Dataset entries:
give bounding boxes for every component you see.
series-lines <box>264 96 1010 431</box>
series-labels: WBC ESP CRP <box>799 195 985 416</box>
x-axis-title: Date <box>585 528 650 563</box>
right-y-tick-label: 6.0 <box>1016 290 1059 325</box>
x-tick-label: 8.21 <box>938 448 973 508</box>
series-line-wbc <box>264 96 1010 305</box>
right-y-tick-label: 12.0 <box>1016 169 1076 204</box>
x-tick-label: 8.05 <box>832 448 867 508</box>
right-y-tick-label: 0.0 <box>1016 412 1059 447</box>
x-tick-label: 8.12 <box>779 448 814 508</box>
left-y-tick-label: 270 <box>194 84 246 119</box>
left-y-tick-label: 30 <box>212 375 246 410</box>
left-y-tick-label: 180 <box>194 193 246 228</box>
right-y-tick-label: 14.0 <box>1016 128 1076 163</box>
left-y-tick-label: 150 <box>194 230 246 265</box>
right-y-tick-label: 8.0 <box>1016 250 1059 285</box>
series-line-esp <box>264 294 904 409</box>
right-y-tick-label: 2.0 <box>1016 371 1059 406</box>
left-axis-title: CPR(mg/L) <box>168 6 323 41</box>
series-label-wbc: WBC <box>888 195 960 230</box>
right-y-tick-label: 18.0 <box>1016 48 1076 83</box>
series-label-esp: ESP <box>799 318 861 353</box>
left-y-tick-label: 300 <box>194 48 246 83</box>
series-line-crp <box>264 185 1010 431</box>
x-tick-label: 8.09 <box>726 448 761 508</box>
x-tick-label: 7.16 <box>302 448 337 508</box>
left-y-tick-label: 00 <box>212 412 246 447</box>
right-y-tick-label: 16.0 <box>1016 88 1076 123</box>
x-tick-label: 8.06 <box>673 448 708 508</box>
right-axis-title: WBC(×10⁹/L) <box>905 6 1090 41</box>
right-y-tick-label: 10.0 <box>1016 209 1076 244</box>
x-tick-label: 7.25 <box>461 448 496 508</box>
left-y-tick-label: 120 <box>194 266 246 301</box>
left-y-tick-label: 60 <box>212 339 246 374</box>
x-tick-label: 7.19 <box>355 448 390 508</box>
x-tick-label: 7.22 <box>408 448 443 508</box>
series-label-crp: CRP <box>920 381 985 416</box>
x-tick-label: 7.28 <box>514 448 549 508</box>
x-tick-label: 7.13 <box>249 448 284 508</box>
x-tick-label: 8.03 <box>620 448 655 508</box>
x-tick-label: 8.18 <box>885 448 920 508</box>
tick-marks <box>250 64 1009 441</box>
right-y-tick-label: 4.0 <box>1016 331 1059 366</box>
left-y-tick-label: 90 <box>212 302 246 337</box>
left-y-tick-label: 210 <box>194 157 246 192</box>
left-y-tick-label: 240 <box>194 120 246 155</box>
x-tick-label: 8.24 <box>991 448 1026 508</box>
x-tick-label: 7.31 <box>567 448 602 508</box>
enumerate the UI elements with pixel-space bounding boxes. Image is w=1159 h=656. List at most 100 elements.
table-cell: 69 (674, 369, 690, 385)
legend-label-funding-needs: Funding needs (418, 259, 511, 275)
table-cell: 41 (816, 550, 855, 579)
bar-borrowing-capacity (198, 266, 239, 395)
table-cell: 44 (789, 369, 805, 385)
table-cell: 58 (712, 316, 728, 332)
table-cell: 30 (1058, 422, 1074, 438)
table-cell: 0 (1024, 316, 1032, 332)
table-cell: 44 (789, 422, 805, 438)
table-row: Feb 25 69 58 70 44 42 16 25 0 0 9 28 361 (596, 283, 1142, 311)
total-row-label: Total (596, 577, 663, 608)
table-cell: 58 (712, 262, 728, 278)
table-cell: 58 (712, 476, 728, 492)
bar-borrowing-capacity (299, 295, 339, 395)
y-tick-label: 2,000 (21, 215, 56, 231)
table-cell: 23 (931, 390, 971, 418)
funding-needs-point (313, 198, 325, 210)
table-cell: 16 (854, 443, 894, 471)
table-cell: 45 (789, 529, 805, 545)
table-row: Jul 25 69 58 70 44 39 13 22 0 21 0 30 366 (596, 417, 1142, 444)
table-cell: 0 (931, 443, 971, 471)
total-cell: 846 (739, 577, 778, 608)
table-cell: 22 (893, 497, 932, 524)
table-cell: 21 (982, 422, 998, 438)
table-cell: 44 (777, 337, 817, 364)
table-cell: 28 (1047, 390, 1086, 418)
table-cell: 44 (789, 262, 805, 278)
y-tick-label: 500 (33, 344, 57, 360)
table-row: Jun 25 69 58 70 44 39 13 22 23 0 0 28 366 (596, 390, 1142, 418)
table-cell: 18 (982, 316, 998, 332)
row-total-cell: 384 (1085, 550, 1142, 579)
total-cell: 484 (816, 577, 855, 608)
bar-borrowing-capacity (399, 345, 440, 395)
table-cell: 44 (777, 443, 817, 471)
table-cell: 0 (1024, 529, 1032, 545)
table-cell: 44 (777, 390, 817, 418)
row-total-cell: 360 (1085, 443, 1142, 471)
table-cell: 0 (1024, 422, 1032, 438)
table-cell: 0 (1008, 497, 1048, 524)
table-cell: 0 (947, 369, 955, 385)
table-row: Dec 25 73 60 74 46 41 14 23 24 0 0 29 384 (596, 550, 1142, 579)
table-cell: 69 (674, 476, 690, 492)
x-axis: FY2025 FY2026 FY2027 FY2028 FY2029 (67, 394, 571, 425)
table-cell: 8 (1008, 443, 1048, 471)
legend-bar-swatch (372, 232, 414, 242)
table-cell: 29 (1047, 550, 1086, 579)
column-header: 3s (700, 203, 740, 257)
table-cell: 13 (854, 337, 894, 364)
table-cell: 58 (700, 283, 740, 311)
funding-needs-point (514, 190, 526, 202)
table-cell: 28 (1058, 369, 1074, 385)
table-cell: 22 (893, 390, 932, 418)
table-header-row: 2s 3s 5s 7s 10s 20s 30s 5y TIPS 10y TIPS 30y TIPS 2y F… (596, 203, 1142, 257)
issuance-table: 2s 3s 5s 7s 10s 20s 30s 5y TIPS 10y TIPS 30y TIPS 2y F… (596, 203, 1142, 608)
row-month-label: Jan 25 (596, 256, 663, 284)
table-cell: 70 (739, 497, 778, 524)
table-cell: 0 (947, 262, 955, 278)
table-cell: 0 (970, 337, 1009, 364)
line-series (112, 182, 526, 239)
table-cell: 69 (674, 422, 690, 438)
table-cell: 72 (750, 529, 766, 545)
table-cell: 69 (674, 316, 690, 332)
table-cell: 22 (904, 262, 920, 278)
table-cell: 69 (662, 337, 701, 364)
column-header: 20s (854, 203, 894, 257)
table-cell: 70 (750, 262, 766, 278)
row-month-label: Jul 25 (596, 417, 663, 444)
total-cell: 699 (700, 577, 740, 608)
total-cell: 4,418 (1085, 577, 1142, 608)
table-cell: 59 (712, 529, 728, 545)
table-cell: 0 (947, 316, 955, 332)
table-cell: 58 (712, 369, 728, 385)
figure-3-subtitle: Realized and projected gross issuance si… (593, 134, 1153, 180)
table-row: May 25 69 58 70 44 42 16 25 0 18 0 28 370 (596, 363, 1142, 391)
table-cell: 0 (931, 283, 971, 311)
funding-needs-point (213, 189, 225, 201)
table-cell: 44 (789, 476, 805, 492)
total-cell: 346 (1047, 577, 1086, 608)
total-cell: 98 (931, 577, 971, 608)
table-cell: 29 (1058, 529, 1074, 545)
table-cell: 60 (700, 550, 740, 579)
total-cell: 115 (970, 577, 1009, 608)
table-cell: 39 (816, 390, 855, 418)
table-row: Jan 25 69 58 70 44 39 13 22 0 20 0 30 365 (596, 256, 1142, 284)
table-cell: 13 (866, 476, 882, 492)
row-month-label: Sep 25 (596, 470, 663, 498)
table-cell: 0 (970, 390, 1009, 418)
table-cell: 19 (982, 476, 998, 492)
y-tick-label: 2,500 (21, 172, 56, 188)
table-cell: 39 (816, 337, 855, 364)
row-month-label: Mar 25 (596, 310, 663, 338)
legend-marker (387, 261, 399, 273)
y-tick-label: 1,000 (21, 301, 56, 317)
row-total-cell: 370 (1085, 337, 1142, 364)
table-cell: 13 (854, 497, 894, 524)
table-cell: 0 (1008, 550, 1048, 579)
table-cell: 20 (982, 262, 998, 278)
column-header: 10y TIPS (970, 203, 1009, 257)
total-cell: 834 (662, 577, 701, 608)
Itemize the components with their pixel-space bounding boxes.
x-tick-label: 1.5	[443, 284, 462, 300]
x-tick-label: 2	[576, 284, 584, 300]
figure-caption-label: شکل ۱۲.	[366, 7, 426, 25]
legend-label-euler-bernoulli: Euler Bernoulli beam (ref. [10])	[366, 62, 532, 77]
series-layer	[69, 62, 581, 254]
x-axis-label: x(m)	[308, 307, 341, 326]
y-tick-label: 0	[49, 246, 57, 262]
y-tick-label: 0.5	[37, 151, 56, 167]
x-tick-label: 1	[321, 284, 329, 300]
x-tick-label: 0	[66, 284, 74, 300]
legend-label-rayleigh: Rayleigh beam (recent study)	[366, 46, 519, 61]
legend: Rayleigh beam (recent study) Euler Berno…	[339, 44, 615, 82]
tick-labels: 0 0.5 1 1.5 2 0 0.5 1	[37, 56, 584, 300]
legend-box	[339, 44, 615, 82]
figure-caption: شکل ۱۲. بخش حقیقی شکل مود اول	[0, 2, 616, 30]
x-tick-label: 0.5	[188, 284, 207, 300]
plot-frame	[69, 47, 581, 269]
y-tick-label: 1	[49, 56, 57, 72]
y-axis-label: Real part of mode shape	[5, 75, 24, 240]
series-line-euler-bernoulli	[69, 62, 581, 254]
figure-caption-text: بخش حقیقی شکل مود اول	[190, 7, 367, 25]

What you will do:
Copy out, without any changes, everything from the start of the items down to the line containing "right-y-tick-label: 6.0 <box>1016", including that line.

Correct response:
give bounding boxes for every component you see.
series-lines <box>264 96 1010 431</box>
series-labels: WBC ESP CRP <box>799 195 985 416</box>
x-axis-title: Date <box>585 528 650 563</box>
right-y-tick-label: 6.0 <box>1016 290 1059 325</box>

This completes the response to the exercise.